Material for the task =

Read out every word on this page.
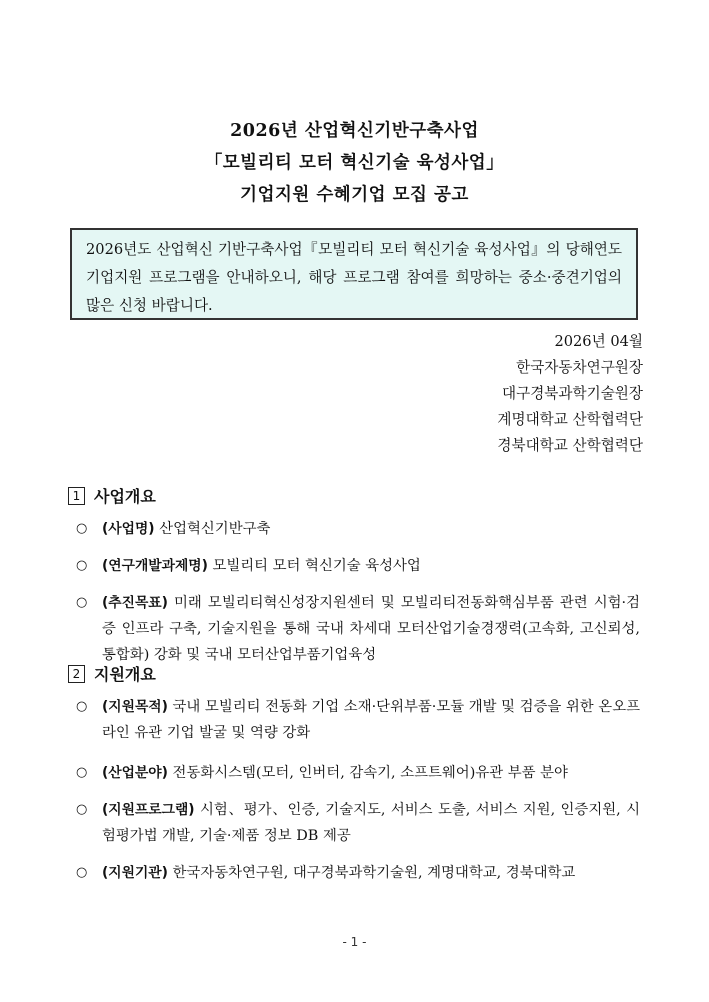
2026년 산업혁신기반구축사업
「모빌리티 모터 혁신기술 육성사업」
기업지원 수혜기업 모집 공고
2026년도 산업혁신 기반구축사업『모빌리티 모터 혁신기술 육성사업』의 당해연도 기업지원 프로그램을 안내하오니, 해당 프로그램 참여를 희망하는 중소·중견기업의 많은 신청 바랍니다.
2026년 04월
한국자동차연구원장
대구경북과학기술원장
계명대학교 산학협력단
경북대학교 산학협력단
1 사업개요
○	(사업명) 산업혁신기반구축
○	(연구개발과제명) 모빌리티 모터 혁신기술 육성사업
○	(추진목표) 미래 모빌리티혁신성장지원센터 및 모빌리티전동화핵심부품 관련 시험·검증 인프라 구축, 기술지원을 통해 국내 차세대 모터산업기술경쟁력(고속화, 고신뢰성, 통합화) 강화 및 국내 모터산업부품기업육성
2 지원개요
○	(지원목적) 국내 모빌리티 전동화 기업 소재·단위부품·모듈 개발 및 검증을 위한 온오프라인 유관 기업 발굴 및 역량 강화
○	(산업분야) 전동화시스템(모터, 인버터, 감속기, 소프트웨어)유관 부품 분야
○	(지원프로그램) 시험、평가、인증, 기술지도, 서비스 도출, 서비스 지원, 인증지원, 시험평가법 개발, 기술·제품 정보 DB 제공
○	(지원기관) 한국자동차연구원, 대구경북과학기술원, 계명대학교, 경북대학교
- 1 -
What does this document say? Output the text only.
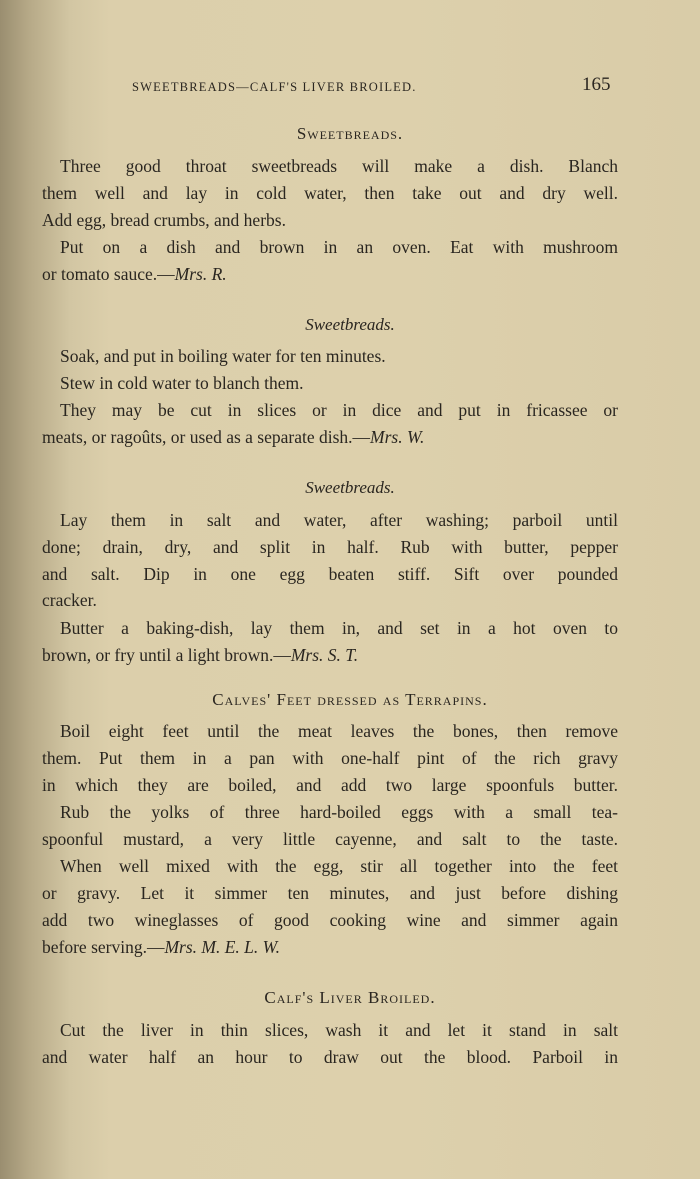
SWEETBREADS—CALF'S LIVER BROILED.	165
Sweetbreads.
Three good throat sweetbreads will make a dish. Blanch
them well and lay in cold water, then take out and dry well.
Add egg, bread crumbs, and herbs.
Put on a dish and brown in an oven. Eat with mushroom
or tomato sauce.—Mrs. R.
Sweetbreads.
Soak, and put in boiling water for ten minutes.
Stew in cold water to blanch them.
They may be cut in slices or in dice and put in fricassee or
meats, or ragoûts, or used as a separate dish.—Mrs. W.
Sweetbreads.
Lay them in salt and water, after washing; parboil until
done; drain, dry, and split in half. Rub with butter, pepper
and salt. Dip in one egg beaten stiff. Sift over pounded
cracker.
Butter a baking-dish, lay them in, and set in a hot oven to
brown, or fry until a light brown.—Mrs. S. T.
Calves' Feet dressed as Terrapins.
Boil eight feet until the meat leaves the bones, then remove
them. Put them in a pan with one-half pint of the rich gravy
in which they are boiled, and add two large spoonfuls butter.
Rub the yolks of three hard-boiled eggs with a small tea-
spoonful mustard, a very little cayenne, and salt to the taste.
When well mixed with the egg, stir all together into the feet
or gravy. Let it simmer ten minutes, and just before dishing
add two wineglasses of good cooking wine and simmer again
before serving.—Mrs. M. E. L. W.
Calf's Liver Broiled.
Cut the liver in thin slices, wash it and let it stand in salt
and water half an hour to draw out the blood. Parboil in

To be done = Repeat each entry above word for word, leaving every picture out.

Result of this exercise =
Read out every word on this page.
2026년 산업혁신기반구축사업
「모빌리티 모터 혁신기술 육성사업」
기업지원 수혜기업 모집 공고
2026년도 산업혁신 기반구축사업『모빌리티 모터 혁신기술 육성사업』의 당해연도 기업지원 프로그램을 안내하오니, 해당 프로그램 참여를 희망하는 중소·중견기업의 많은 신청 바랍니다.
2026년 04월
한국자동차연구원장
대구경북과학기술원장
계명대학교 산학협력단
경북대학교 산학협력단
1 사업개요
○	(사업명) 산업혁신기반구축
○	(연구개발과제명) 모빌리티 모터 혁신기술 육성사업
○	(추진목표) 미래 모빌리티혁신성장지원센터 및 모빌리티전동화핵심부품 관련 시험·검증 인프라 구축, 기술지원을 통해 국내 차세대 모터산업기술경쟁력(고속화, 고신뢰성, 통합화) 강화 및 국내 모터산업부품기업육성
2 지원개요
○	(지원목적) 국내 모빌리티 전동화 기업 소재·단위부품·모듈 개발 및 검증을 위한 온오프라인 유관 기업 발굴 및 역량 강화
○	(산업분야) 전동화시스템(모터, 인버터, 감속기, 소프트웨어)유관 부품 분야
○	(지원프로그램) 시험、평가、인증, 기술지도, 서비스 도출, 서비스 지원, 인증지원, 시험평가법 개발, 기술·제품 정보 DB 제공
○	(지원기관) 한국자동차연구원, 대구경북과학기술원, 계명대학교, 경북대학교
- 1 -
What does this document say? Output the text only.
SWEETBREADS—CALF'S LIVER BROILED.	165
Sweetbreads.
Three good throat sweetbreads will make a dish. Blanch
them well and lay in cold water, then take out and dry well.
Add egg, bread crumbs, and herbs.
Put on a dish and brown in an oven. Eat with mushroom
or tomato sauce.—Mrs. R.
Sweetbreads.
Soak, and put in boiling water for ten minutes.
Stew in cold water to blanch them.
They may be cut in slices or in dice and put in fricassee or
meats, or ragoûts, or used as a separate dish.—Mrs. W.
Sweetbreads.
Lay them in salt and water, after washing; parboil until
done; drain, dry, and split in half. Rub with butter, pepper
and salt. Dip in one egg beaten stiff. Sift over pounded
cracker.
Butter a baking-dish, lay them in, and set in a hot oven to
brown, or fry until a light brown.—Mrs. S. T.
Calves' Feet dressed as Terrapins.
Boil eight feet until the meat leaves the bones, then remove
them. Put them in a pan with one-half pint of the rich gravy
in which they are boiled, and add two large spoonfuls butter.
Rub the yolks of three hard-boiled eggs with a small tea-
spoonful mustard, a very little cayenne, and salt to the taste.
When well mixed with the egg, stir all together into the feet
or gravy. Let it simmer ten minutes, and just before dishing
add two wineglasses of good cooking wine and simmer again
before serving.—Mrs. M. E. L. W.
Calf's Liver Broiled.
Cut the liver in thin slices, wash it and let it stand in salt
and water half an hour to draw out the blood. Parboil in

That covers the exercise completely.